*Data for this exercise*
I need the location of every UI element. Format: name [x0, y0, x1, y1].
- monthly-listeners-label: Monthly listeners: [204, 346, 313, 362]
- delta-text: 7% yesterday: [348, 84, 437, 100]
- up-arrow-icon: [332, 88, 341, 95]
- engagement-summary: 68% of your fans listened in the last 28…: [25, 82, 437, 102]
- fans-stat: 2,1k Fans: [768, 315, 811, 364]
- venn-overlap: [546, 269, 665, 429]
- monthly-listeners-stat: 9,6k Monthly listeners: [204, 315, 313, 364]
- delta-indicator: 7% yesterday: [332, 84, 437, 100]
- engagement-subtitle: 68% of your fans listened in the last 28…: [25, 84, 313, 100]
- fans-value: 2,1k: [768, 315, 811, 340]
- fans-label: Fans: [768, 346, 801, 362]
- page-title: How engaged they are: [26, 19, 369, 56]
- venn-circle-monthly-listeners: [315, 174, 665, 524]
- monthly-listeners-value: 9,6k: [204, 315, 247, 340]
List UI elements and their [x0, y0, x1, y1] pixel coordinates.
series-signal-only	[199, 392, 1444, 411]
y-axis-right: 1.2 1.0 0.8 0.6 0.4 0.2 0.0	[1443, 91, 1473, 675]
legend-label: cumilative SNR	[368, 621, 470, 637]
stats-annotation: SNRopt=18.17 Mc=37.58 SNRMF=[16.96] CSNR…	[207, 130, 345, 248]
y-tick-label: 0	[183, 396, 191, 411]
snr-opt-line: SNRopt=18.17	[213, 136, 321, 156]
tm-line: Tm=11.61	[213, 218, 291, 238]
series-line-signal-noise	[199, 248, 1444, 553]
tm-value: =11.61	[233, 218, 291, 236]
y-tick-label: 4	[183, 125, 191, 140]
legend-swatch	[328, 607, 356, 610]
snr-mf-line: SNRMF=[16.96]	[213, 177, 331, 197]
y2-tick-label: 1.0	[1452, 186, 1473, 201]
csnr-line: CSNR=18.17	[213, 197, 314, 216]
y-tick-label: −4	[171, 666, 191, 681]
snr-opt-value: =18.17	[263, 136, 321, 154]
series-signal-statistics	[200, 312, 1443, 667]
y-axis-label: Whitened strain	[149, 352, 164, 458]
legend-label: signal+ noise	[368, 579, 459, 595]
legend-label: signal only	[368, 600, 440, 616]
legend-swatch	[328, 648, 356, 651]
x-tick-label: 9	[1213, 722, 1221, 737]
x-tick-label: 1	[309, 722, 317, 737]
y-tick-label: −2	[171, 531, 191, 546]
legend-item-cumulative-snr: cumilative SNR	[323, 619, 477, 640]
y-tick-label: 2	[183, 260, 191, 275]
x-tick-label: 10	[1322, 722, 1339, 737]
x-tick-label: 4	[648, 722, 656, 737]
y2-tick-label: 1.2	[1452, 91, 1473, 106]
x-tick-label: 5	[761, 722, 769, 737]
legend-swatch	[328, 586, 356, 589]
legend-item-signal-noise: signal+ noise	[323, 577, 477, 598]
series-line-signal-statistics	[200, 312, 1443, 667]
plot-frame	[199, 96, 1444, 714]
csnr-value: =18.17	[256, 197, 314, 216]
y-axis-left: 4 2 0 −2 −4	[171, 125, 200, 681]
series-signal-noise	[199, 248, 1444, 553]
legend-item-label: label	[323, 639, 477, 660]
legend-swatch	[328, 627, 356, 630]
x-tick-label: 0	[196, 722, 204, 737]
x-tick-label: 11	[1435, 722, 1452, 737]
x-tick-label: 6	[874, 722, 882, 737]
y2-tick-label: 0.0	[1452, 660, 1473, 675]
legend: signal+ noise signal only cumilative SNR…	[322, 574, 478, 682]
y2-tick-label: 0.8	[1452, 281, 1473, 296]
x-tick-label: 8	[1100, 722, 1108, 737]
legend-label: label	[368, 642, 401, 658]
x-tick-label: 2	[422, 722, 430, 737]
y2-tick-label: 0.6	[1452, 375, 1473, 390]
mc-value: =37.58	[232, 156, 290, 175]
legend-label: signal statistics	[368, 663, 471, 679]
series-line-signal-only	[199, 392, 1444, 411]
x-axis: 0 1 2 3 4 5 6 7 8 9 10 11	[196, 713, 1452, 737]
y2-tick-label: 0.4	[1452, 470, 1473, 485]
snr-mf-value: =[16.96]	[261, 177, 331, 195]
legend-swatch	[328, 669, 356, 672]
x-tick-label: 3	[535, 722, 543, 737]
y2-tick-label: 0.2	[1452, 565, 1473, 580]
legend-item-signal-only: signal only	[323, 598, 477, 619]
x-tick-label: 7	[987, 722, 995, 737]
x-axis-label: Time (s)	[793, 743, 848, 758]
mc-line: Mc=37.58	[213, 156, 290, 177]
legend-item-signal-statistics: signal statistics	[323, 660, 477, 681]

*Goal*
Edit the material above so that every "legend-swatch" becomes "legend-marker", keeping all other text the same.

*Response below*
I need the location of every UI element. Format: name [x0, y0, x1, y1].
- monthly-listeners-label: Monthly listeners: [204, 346, 313, 362]
- delta-text: 7% yesterday: [348, 84, 437, 100]
- up-arrow-icon: [332, 88, 341, 95]
- engagement-summary: 68% of your fans listened in the last 28…: [25, 82, 437, 102]
- fans-stat: 2,1k Fans: [768, 315, 811, 364]
- venn-overlap: [546, 269, 665, 429]
- monthly-listeners-stat: 9,6k Monthly listeners: [204, 315, 313, 364]
- delta-indicator: 7% yesterday: [332, 84, 437, 100]
- engagement-subtitle: 68% of your fans listened in the last 28…: [25, 84, 313, 100]
- fans-value: 2,1k: [768, 315, 811, 340]
- fans-label: Fans: [768, 346, 801, 362]
- page-title: How engaged they are: [26, 19, 369, 56]
- venn-circle-monthly-listeners: [315, 174, 665, 524]
- monthly-listeners-value: 9,6k: [204, 315, 247, 340]
List UI elements and their [x0, y0, x1, y1] pixel coordinates.
series-signal-only	[199, 392, 1444, 411]
y-axis-right: 1.2 1.0 0.8 0.6 0.4 0.2 0.0	[1443, 91, 1473, 675]
legend-label: cumilative SNR	[368, 621, 470, 637]
stats-annotation: SNRopt=18.17 Mc=37.58 SNRMF=[16.96] CSNR…	[207, 130, 345, 248]
y-tick-label: 0	[183, 396, 191, 411]
snr-opt-line: SNRopt=18.17	[213, 136, 321, 156]
tm-line: Tm=11.61	[213, 218, 291, 238]
series-line-signal-noise	[199, 248, 1444, 553]
tm-value: =11.61	[233, 218, 291, 236]
y-tick-label: 4	[183, 125, 191, 140]
legend-marker	[328, 607, 356, 610]
snr-mf-line: SNRMF=[16.96]	[213, 177, 331, 197]
y2-tick-label: 1.0	[1452, 186, 1473, 201]
csnr-line: CSNR=18.17	[213, 197, 314, 216]
y-tick-label: −4	[171, 666, 191, 681]
snr-opt-value: =18.17	[263, 136, 321, 154]
series-signal-statistics	[200, 312, 1443, 667]
y-axis-label: Whitened strain	[149, 352, 164, 458]
legend-label: signal+ noise	[368, 579, 459, 595]
legend-label: signal only	[368, 600, 440, 616]
legend-marker	[328, 648, 356, 651]
x-tick-label: 9	[1213, 722, 1221, 737]
x-tick-label: 1	[309, 722, 317, 737]
y-tick-label: −2	[171, 531, 191, 546]
legend-item-cumulative-snr: cumilative SNR	[323, 619, 477, 640]
y-tick-label: 2	[183, 260, 191, 275]
x-tick-label: 10	[1322, 722, 1339, 737]
x-tick-label: 4	[648, 722, 656, 737]
y2-tick-label: 1.2	[1452, 91, 1473, 106]
x-tick-label: 5	[761, 722, 769, 737]
legend-marker	[328, 586, 356, 589]
legend-item-signal-noise: signal+ noise	[323, 577, 477, 598]
series-line-signal-statistics	[200, 312, 1443, 667]
plot-frame	[199, 96, 1444, 714]
csnr-value: =18.17	[256, 197, 314, 216]
y-axis-left: 4 2 0 −2 −4	[171, 125, 200, 681]
series-signal-noise	[199, 248, 1444, 553]
legend-item-label: label	[323, 639, 477, 660]
legend-marker	[328, 627, 356, 630]
x-tick-label: 0	[196, 722, 204, 737]
x-tick-label: 11	[1435, 722, 1452, 737]
x-tick-label: 6	[874, 722, 882, 737]
y2-tick-label: 0.0	[1452, 660, 1473, 675]
legend: signal+ noise signal only cumilative SNR…	[322, 574, 478, 682]
y2-tick-label: 0.8	[1452, 281, 1473, 296]
x-tick-label: 8	[1100, 722, 1108, 737]
legend-label: label	[368, 642, 401, 658]
x-tick-label: 2	[422, 722, 430, 737]
y2-tick-label: 0.6	[1452, 375, 1473, 390]
mc-value: =37.58	[232, 156, 290, 175]
legend-label: signal statistics	[368, 663, 471, 679]
series-line-signal-only	[199, 392, 1444, 411]
x-axis: 0 1 2 3 4 5 6 7 8 9 10 11	[196, 713, 1452, 737]
y2-tick-label: 0.4	[1452, 470, 1473, 485]
snr-mf-value: =[16.96]	[261, 177, 331, 195]
legend-marker	[328, 669, 356, 672]
x-tick-label: 3	[535, 722, 543, 737]
y2-tick-label: 0.2	[1452, 565, 1473, 580]
legend-item-signal-only: signal only	[323, 598, 477, 619]
x-tick-label: 7	[987, 722, 995, 737]
x-axis-label: Time (s)	[793, 743, 848, 758]
mc-line: Mc=37.58	[213, 156, 290, 177]
legend-item-signal-statistics: signal statistics	[323, 660, 477, 681]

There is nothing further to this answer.